> _Directive_
Print all of the data exactly.

┌─ Supplied data

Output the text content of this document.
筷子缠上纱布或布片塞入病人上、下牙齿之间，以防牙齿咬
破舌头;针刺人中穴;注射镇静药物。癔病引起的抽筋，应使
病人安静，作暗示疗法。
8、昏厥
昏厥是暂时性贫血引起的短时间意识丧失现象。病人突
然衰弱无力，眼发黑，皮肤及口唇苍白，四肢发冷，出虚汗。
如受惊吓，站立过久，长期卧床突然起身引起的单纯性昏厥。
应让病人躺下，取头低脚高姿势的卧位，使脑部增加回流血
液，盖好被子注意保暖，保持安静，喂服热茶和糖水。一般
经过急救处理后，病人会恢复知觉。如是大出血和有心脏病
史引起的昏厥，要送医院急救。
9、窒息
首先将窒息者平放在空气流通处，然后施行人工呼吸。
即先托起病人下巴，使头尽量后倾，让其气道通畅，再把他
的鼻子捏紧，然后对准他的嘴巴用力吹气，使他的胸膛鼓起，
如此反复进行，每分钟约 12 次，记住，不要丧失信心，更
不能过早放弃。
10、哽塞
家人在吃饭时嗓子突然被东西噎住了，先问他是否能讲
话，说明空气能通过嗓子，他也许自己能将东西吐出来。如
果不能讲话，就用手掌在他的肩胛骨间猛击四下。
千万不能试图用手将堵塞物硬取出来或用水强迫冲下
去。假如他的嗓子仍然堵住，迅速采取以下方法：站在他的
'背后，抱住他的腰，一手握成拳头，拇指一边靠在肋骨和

└─

> _Expected answer_
Output the text content of this document.
筷子缠上纱布或布片塞入病人上、下牙齿之间，以防牙齿咬
破舌头;针刺人中穴;注射镇静药物。癔病引起的抽筋，应使
病人安静，作暗示疗法。
8、昏厥
昏厥是暂时性贫血引起的短时间意识丧失现象。病人突
然衰弱无力，眼发黑，皮肤及口唇苍白，四肢发冷，出虚汗。
如受惊吓，站立过久，长期卧床突然起身引起的单纯性昏厥。
应让病人躺下，取头低脚高姿势的卧位，使脑部增加回流血
液，盖好被子注意保暖，保持安静，喂服热茶和糖水。一般
经过急救处理后，病人会恢复知觉。如是大出血和有心脏病
史引起的昏厥，要送医院急救。
9、窒息
首先将窒息者平放在空气流通处，然后施行人工呼吸。
即先托起病人下巴，使头尽量后倾，让其气道通畅，再把他
的鼻子捏紧，然后对准他的嘴巴用力吹气，使他的胸膛鼓起，
如此反复进行，每分钟约 12 次，记住，不要丧失信心，更
不能过早放弃。
10、哽塞
家人在吃饭时嗓子突然被东西噎住了，先问他是否能讲
话，说明空气能通过嗓子，他也许自己能将东西吐出来。如
果不能讲话，就用手掌在他的肩胛骨间猛击四下。
千万不能试图用手将堵塞物硬取出来或用水强迫冲下
去。假如他的嗓子仍然堵住，迅速采取以下方法：站在他的
'背后，抱住他的腰，一手握成拳头，拇指一边靠在肋骨和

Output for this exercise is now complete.